**WHAT NEEDS TO BE DONE:** Reproduce all the entries exactly.

__________

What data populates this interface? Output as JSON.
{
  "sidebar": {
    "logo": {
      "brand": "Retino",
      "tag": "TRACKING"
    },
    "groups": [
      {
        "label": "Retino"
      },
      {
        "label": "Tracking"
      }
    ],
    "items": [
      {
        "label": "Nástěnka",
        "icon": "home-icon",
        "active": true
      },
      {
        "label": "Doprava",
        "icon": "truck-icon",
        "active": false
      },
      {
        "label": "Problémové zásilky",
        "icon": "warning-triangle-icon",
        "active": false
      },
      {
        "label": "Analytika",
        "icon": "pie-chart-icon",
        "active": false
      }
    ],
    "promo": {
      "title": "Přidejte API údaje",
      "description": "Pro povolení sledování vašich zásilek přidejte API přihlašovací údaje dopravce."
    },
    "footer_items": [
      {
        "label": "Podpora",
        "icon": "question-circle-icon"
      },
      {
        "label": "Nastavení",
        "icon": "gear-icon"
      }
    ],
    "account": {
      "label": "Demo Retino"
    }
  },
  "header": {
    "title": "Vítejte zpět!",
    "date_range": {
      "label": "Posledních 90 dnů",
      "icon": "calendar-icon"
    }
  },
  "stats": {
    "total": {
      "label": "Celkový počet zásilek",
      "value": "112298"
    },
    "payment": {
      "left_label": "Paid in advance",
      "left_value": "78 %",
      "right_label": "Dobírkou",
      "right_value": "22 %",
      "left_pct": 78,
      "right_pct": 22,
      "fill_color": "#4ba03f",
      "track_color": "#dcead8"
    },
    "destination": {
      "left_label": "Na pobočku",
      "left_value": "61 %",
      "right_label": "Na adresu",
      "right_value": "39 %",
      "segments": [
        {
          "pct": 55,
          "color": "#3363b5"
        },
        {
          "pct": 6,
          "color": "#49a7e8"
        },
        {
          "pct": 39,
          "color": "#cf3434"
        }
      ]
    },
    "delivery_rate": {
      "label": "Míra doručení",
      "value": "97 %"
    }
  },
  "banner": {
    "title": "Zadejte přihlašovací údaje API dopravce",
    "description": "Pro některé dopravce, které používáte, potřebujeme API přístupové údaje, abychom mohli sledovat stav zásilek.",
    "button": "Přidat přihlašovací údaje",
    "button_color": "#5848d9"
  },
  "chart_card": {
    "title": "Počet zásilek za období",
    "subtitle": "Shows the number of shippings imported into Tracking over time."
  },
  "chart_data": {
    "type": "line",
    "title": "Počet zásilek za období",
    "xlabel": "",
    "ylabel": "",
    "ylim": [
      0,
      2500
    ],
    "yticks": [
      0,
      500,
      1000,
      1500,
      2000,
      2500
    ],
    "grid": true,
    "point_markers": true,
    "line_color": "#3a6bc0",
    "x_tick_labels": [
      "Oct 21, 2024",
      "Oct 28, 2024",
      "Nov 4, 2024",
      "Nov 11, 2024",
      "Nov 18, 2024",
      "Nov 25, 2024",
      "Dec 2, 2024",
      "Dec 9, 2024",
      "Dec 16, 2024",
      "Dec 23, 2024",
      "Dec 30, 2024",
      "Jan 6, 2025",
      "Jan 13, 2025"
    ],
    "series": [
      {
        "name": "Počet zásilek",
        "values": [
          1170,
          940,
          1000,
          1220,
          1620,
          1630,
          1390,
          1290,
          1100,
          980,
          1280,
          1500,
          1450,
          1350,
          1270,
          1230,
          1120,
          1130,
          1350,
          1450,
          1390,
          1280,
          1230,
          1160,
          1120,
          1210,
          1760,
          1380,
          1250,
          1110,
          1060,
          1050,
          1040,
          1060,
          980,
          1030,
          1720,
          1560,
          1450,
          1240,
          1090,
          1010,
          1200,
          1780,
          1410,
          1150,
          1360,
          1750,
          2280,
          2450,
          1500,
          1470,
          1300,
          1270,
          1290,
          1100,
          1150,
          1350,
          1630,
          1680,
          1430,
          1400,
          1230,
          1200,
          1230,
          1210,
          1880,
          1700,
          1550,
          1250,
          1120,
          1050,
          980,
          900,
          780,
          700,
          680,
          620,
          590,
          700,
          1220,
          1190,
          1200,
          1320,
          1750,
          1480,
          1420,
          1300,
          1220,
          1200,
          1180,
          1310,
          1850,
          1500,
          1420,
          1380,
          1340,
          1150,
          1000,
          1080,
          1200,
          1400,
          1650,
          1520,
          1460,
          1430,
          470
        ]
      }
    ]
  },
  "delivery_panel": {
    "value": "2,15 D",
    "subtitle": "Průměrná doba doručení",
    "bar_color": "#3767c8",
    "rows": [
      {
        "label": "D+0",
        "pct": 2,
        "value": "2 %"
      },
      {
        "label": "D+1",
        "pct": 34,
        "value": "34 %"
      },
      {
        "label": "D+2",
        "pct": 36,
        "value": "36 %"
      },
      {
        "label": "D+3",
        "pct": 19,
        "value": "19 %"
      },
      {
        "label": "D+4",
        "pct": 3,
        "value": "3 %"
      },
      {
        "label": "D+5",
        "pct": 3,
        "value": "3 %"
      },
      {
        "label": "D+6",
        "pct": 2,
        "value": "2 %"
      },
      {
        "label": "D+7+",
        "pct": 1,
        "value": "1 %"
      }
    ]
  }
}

__________

**THE COMPLETED TASK:**
What data populates this interface? Output as JSON.
{
  "sidebar": {
    "logo": {
      "brand": "Retino",
      "tag": "TRACKING"
    },
    "groups": [
      {
        "label": "Retino"
      },
      {
        "label": "Tracking"
      }
    ],
    "items": [
      {
        "label": "Nástěnka",
        "icon": "home-icon",
        "active": true
      },
      {
        "label": "Doprava",
        "icon": "truck-icon",
        "active": false
      },
      {
        "label": "Problémové zásilky",
        "icon": "warning-triangle-icon",
        "active": false
      },
      {
        "label": "Analytika",
        "icon": "pie-chart-icon",
        "active": false
      }
    ],
    "promo": {
      "title": "Přidejte API údaje",
      "description": "Pro povolení sledování vašich zásilek přidejte API přihlašovací údaje dopravce."
    },
    "footer_items": [
      {
        "label": "Podpora",
        "icon": "question-circle-icon"
      },
      {
        "label": "Nastavení",
        "icon": "gear-icon"
      }
    ],
    "account": {
      "label": "Demo Retino"
    }
  },
  "header": {
    "title": "Vítejte zpět!",
    "date_range": {
      "label": "Posledních 90 dnů",
      "icon": "calendar-icon"
    }
  },
  "stats": {
    "total": {
      "label": "Celkový počet zásilek",
      "value": "112298"
    },
    "payment": {
      "left_label": "Paid in advance",
      "left_value": "78 %",
      "right_label": "Dobírkou",
      "right_value": "22 %",
      "left_pct": 78,
      "right_pct": 22,
      "fill_color": "#4ba03f",
      "track_color": "#dcead8"
    },
    "destination": {
      "left_label": "Na pobočku",
      "left_value": "61 %",
      "right_label": "Na adresu",
      "right_value": "39 %",
      "segments": [
        {
          "pct": 55,
          "color": "#3363b5"
        },
        {
          "pct": 6,
          "color": "#49a7e8"
        },
        {
          "pct": 39,
          "color": "#cf3434"
        }
      ]
    },
    "delivery_rate": {
      "label": "Míra doručení",
      "value": "97 %"
    }
  },
  "banner": {
    "title": "Zadejte přihlašovací údaje API dopravce",
    "description": "Pro některé dopravce, které používáte, potřebujeme API přístupové údaje, abychom mohli sledovat stav zásilek.",
    "button": "Přidat přihlašovací údaje",
    "button_color": "#5848d9"
  },
  "chart_card": {
    "title": "Počet zásilek za období",
    "subtitle": "Shows the number of shippings imported into Tracking over time."
  },
  "chart_data": {
    "type": "line",
    "title": "Počet zásilek za období",
    "xlabel": "",
    "ylabel": "",
    "ylim": [
      0,
      2500
    ],
    "yticks": [
      0,
      500,
      1000,
      1500,
      2000,
      2500
    ],
    "grid": true,
    "point_markers": true,
    "line_color": "#3a6bc0",
    "x_tick_labels": [
      "Oct 21, 2024",
      "Oct 28, 2024",
      "Nov 4, 2024",
      "Nov 11, 2024",
      "Nov 18, 2024",
      "Nov 25, 2024",
      "Dec 2, 2024",
      "Dec 9, 2024",
      "Dec 16, 2024",
      "Dec 23, 2024",
      "Dec 30, 2024",
      "Jan 6, 2025",
      "Jan 13, 2025"
    ],
    "series": [
      {
        "name": "Počet zásilek",
        "values": [
          1170,
          940,
          1000,
          1220,
          1620,
          1630,
          1390,
          1290,
          1100,
          980,
          1280,
          1500,
          1450,
          1350,
          1270,
          1230,
          1120,
          1130,
          1350,
          1450,
          1390,
          1280,
          1230,
          1160,
          1120,
          1210,
          1760,
          1380,
          1250,
          1110,
          1060,
          1050,
          1040,
          1060,
          980,
          1030,
          1720,
          1560,
          1450,
          1240,
          1090,
          1010,
          1200,
          1780,
          1410,
          1150,
          1360,
          1750,
          2280,
          2450,
          1500,
          1470,
          1300,
          1270,
          1290,
          1100,
          1150,
          1350,
          1630,
          1680,
          1430,
          1400,
          1230,
          1200,
          1230,
          1210,
          1880,
          1700,
          1550,
          1250,
          1120,
          1050,
          980,
          900,
          780,
          700,
          680,
          620,
          590,
          700,
          1220,
          1190,
          1200,
          1320,
          1750,
          1480,
          1420,
          1300,
          1220,
          1200,
          1180,
          1310,
          1850,
          1500,
          1420,
          1380,
          1340,
          1150,
          1000,
          1080,
          1200,
          1400,
          1650,
          1520,
          1460,
          1430,
          470
        ]
      }
    ]
  },
  "delivery_panel": {
    "value": "2,15 D",
    "subtitle": "Průměrná doba doručení",
    "bar_color": "#3767c8",
    "rows": [
      {
        "label": "D+0",
        "pct": 2,
        "value": "2 %"
      },
      {
        "label": "D+1",
        "pct": 34,
        "value": "34 %"
      },
      {
        "label": "D+2",
        "pct": 36,
        "value": "36 %"
      },
      {
        "label": "D+3",
        "pct": 19,
        "value": "19 %"
      },
      {
        "label": "D+4",
        "pct": 3,
        "value": "3 %"
      },
      {
        "label": "D+5",
        "pct": 3,
        "value": "3 %"
      },
      {
        "label": "D+6",
        "pct": 2,
        "value": "2 %"
      },
      {
        "label": "D+7+",
        "pct": 1,
        "value": "1 %"
      }
    ]
  }
}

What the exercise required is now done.